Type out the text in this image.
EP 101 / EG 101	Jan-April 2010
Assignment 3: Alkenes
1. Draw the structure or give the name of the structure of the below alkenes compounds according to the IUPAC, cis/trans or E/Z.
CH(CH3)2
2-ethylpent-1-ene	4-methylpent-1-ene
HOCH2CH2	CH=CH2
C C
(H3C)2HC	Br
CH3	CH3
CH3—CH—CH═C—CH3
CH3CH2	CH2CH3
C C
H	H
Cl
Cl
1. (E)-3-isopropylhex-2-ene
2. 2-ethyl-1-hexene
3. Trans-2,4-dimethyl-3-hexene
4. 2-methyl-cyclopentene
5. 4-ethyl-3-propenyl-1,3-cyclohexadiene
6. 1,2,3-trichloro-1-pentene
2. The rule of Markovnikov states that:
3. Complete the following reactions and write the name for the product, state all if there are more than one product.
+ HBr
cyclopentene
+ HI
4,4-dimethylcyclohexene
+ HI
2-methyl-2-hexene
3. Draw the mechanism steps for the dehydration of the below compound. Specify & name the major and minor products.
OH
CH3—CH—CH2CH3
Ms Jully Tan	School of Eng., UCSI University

⁂

Your objective: Which lines contain "below"? Copy each of them out.

Correct response:
1. Draw the structure or give the name of the structure of the below alkenes compounds according to the IUPAC, cis/trans or E/Z.
3. Draw the mechanism steps for the dehydration of the below compound. Specify & name the major and minor products.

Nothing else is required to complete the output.